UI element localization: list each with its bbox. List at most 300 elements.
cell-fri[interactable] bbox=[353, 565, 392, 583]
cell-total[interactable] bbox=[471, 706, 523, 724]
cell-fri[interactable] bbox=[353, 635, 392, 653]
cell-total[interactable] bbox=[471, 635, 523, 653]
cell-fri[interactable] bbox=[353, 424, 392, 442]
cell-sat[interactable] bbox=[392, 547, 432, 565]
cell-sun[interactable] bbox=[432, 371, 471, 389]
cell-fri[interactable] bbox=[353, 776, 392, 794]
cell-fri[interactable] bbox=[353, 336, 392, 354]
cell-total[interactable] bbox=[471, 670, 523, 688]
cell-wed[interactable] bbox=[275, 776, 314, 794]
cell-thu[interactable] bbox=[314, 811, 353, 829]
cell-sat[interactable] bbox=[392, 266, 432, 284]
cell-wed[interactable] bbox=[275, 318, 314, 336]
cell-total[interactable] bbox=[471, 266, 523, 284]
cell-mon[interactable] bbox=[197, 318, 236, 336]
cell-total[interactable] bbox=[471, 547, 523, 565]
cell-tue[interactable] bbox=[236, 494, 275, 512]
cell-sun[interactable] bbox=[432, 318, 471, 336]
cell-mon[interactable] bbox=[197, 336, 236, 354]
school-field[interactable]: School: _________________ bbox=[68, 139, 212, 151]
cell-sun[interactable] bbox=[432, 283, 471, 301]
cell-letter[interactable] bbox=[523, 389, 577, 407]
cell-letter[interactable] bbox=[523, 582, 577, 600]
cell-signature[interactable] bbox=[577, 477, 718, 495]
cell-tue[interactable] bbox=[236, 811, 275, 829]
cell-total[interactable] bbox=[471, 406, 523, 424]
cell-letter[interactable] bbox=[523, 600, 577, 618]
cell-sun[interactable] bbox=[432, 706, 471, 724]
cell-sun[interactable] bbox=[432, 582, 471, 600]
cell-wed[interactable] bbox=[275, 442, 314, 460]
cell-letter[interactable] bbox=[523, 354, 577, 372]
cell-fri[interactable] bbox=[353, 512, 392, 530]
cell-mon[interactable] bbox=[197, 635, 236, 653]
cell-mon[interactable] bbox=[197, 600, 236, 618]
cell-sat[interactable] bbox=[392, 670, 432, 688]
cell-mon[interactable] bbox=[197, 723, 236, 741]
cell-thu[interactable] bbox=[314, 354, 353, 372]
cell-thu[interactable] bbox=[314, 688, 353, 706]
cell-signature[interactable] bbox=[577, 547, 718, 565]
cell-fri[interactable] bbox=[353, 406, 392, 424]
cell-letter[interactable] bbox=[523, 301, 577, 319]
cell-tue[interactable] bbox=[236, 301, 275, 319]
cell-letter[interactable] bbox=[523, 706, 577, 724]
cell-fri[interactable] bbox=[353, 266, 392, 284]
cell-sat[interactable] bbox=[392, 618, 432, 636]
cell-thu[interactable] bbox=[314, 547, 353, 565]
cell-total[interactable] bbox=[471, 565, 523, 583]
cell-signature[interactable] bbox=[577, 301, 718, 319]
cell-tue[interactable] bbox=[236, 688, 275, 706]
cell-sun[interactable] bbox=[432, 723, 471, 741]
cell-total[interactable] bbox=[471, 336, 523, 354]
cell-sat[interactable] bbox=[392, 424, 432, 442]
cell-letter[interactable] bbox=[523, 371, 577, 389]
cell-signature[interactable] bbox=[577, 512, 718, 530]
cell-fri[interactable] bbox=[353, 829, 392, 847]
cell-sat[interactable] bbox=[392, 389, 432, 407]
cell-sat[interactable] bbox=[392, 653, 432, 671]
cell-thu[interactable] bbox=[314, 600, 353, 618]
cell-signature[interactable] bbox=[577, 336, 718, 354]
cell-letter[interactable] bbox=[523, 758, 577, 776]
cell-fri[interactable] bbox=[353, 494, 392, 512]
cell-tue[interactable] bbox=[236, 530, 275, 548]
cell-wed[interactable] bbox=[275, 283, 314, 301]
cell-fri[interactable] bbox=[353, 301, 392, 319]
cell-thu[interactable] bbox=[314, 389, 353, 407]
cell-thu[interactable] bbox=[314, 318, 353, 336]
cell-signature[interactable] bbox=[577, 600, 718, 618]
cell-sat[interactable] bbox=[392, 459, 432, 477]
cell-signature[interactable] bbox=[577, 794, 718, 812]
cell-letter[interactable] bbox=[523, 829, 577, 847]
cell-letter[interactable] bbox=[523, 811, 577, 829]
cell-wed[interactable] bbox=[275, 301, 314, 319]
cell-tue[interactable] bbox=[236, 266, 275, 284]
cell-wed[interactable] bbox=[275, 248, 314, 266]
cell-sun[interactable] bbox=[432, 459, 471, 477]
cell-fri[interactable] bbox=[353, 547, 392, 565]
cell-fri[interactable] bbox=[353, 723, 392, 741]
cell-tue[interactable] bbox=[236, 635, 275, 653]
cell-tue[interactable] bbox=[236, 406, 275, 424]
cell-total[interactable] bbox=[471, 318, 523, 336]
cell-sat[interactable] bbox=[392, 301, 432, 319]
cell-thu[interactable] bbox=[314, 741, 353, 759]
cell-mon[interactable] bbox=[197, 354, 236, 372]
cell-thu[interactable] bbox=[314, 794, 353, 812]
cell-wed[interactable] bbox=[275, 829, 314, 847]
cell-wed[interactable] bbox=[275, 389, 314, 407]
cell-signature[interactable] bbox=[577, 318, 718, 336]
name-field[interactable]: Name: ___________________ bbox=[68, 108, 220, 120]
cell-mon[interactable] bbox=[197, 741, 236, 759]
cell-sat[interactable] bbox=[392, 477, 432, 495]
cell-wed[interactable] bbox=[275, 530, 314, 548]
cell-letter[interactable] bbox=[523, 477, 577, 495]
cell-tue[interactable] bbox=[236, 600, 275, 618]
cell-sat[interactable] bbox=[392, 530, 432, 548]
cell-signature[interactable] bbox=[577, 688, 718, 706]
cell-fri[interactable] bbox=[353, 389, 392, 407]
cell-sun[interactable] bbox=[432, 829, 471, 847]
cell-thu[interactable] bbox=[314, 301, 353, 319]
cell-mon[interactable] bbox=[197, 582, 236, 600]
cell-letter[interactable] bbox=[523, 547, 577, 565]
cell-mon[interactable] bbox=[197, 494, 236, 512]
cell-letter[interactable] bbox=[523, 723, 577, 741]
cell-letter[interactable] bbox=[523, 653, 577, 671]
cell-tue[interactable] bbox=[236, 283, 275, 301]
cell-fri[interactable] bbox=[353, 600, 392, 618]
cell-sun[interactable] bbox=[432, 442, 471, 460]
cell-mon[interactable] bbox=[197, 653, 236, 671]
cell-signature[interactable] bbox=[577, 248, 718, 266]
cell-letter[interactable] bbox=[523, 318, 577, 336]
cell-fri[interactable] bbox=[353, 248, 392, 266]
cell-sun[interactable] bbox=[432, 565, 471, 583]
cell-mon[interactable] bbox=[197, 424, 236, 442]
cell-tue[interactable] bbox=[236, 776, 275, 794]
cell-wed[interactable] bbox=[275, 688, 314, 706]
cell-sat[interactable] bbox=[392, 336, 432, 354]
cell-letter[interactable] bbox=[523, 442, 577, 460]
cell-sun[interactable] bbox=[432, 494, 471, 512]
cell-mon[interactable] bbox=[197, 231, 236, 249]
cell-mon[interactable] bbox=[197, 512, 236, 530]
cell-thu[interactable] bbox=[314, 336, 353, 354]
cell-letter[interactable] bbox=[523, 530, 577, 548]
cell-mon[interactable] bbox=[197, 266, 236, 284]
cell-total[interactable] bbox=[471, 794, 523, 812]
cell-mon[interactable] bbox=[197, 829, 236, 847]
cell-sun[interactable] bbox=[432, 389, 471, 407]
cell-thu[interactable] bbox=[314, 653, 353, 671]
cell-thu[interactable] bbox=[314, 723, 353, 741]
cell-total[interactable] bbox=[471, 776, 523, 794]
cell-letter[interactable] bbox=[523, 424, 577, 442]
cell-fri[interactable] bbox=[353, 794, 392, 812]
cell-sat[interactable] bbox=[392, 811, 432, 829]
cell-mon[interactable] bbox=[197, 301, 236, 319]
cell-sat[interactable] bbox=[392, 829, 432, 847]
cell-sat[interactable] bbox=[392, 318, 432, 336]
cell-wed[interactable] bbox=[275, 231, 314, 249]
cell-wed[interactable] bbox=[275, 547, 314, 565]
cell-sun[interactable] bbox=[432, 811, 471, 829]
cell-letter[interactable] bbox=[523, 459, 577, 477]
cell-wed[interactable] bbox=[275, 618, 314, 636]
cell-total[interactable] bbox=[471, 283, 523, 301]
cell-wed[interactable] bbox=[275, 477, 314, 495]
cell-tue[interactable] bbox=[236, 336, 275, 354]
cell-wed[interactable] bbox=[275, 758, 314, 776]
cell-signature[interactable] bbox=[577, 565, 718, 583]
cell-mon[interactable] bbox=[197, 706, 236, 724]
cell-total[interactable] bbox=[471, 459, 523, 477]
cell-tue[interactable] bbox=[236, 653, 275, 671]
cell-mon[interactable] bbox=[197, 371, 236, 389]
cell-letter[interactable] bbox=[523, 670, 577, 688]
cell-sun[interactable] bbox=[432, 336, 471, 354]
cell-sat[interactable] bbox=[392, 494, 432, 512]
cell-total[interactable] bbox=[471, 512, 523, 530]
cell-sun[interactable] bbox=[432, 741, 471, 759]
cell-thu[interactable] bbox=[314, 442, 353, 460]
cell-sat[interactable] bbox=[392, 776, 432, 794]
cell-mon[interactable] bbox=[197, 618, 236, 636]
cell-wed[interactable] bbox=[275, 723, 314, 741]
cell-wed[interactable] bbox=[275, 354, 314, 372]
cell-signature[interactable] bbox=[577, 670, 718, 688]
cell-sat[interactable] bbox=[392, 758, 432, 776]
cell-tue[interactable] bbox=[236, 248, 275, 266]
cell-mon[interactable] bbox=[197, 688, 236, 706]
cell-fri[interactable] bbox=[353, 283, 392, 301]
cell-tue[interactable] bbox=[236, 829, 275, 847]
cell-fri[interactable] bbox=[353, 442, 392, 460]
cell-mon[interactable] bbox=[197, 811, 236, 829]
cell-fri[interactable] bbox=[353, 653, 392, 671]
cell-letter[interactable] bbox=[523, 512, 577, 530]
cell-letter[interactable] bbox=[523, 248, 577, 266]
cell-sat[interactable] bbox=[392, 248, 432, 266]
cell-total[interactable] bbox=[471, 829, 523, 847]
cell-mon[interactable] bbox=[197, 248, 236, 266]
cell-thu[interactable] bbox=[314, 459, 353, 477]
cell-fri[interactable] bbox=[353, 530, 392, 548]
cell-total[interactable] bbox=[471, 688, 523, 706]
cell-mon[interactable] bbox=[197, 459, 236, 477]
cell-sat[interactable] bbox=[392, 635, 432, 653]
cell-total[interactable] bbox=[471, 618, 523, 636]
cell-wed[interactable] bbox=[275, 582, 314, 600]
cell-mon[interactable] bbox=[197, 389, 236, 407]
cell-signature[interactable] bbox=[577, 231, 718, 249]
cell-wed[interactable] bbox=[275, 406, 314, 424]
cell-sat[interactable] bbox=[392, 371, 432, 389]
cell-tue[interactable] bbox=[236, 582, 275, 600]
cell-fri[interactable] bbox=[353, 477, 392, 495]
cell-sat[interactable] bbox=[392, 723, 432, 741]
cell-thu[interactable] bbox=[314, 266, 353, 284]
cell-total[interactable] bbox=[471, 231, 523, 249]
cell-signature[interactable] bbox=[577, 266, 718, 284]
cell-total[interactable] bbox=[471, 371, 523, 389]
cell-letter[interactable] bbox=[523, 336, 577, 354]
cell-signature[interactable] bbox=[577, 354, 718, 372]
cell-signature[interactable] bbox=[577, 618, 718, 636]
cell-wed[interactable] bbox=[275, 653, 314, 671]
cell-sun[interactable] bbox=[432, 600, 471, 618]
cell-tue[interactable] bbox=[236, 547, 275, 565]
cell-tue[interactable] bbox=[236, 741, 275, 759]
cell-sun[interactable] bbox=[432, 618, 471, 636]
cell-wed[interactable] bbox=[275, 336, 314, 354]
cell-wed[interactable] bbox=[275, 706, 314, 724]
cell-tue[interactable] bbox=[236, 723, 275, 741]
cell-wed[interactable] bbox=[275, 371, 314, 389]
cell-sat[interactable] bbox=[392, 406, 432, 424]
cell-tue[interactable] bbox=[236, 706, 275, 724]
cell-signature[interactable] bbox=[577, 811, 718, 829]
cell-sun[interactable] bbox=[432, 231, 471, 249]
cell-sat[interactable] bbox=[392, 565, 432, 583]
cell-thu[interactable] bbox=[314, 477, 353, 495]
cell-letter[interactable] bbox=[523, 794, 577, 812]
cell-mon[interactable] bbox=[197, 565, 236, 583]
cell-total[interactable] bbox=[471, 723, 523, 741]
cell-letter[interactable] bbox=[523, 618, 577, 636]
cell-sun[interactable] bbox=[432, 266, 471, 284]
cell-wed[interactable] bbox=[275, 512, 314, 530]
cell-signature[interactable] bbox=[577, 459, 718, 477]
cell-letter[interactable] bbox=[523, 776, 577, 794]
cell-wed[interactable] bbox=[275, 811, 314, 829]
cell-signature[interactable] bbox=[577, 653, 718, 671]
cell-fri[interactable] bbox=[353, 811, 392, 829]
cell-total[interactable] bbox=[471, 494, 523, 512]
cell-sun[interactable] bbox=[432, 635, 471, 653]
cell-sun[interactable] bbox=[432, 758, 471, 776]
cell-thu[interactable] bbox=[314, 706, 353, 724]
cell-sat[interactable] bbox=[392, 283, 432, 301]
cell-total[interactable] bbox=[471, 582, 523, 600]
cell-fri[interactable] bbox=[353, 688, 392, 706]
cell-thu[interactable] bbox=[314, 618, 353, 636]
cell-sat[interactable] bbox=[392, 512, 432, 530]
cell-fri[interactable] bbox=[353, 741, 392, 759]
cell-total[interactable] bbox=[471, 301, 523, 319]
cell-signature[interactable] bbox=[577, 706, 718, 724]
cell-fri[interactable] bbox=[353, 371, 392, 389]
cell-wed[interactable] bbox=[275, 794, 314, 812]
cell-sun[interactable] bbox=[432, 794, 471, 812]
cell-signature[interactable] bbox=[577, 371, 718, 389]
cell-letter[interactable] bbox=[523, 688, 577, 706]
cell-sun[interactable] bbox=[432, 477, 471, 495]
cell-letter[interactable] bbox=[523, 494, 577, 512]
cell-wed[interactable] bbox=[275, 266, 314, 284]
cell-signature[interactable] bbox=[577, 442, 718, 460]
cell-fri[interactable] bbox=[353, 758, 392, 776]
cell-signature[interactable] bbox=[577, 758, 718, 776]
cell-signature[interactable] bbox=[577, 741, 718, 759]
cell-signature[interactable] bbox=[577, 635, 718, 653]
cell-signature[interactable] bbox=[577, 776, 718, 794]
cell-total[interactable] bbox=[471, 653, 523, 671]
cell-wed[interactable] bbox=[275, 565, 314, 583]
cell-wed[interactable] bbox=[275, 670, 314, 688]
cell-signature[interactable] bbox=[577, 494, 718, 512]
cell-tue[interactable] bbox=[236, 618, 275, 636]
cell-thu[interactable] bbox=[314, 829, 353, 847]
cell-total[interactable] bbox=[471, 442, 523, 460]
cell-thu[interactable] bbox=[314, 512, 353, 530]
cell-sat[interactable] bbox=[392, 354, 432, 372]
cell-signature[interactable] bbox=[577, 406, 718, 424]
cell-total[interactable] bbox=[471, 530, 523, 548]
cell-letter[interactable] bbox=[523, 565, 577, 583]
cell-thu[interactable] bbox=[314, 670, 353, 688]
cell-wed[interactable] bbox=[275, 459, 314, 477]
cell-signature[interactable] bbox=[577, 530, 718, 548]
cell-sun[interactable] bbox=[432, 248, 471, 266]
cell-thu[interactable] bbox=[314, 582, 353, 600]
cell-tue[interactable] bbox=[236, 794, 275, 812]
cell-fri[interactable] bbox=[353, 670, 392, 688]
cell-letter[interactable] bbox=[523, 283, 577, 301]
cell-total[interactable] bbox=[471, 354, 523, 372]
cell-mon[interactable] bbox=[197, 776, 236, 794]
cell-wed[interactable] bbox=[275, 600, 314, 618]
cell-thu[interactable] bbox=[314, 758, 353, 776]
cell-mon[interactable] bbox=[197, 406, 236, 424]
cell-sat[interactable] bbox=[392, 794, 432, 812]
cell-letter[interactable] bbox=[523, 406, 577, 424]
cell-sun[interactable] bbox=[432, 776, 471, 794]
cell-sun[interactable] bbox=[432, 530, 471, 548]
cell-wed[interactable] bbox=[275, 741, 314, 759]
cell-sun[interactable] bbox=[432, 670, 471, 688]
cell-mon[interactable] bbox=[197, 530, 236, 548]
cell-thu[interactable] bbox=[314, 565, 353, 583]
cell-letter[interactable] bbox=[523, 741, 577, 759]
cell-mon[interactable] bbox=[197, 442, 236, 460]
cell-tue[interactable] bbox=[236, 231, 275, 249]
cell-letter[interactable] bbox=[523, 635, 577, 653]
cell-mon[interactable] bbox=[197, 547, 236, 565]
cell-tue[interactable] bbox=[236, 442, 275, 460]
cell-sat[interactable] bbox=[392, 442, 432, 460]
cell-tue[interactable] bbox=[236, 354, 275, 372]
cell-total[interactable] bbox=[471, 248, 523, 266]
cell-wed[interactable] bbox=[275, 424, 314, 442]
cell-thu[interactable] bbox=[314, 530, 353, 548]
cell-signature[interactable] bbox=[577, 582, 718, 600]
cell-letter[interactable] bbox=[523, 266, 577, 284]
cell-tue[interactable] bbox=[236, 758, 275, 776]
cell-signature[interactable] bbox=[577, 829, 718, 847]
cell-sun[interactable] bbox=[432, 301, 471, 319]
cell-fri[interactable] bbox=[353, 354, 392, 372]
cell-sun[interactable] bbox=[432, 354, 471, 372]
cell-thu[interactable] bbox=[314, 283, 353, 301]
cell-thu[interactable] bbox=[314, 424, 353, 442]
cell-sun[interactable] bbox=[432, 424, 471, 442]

———

* Problem statement *
Can you copy the data above word for word, from its first line through the line that contains "cell-mon[interactable] bbox=[197, 318, 236, 336]", including both of those lines?

* Expected answer *
UI element localization: list each with its bbox. List at most 300 elements.
cell-fri[interactable] bbox=[353, 565, 392, 583]
cell-total[interactable] bbox=[471, 706, 523, 724]
cell-fri[interactable] bbox=[353, 635, 392, 653]
cell-total[interactable] bbox=[471, 635, 523, 653]
cell-fri[interactable] bbox=[353, 424, 392, 442]
cell-sat[interactable] bbox=[392, 547, 432, 565]
cell-sun[interactable] bbox=[432, 371, 471, 389]
cell-fri[interactable] bbox=[353, 776, 392, 794]
cell-fri[interactable] bbox=[353, 336, 392, 354]
cell-total[interactable] bbox=[471, 670, 523, 688]
cell-wed[interactable] bbox=[275, 776, 314, 794]
cell-thu[interactable] bbox=[314, 811, 353, 829]
cell-sat[interactable] bbox=[392, 266, 432, 284]
cell-wed[interactable] bbox=[275, 318, 314, 336]
cell-total[interactable] bbox=[471, 266, 523, 284]
cell-mon[interactable] bbox=[197, 318, 236, 336]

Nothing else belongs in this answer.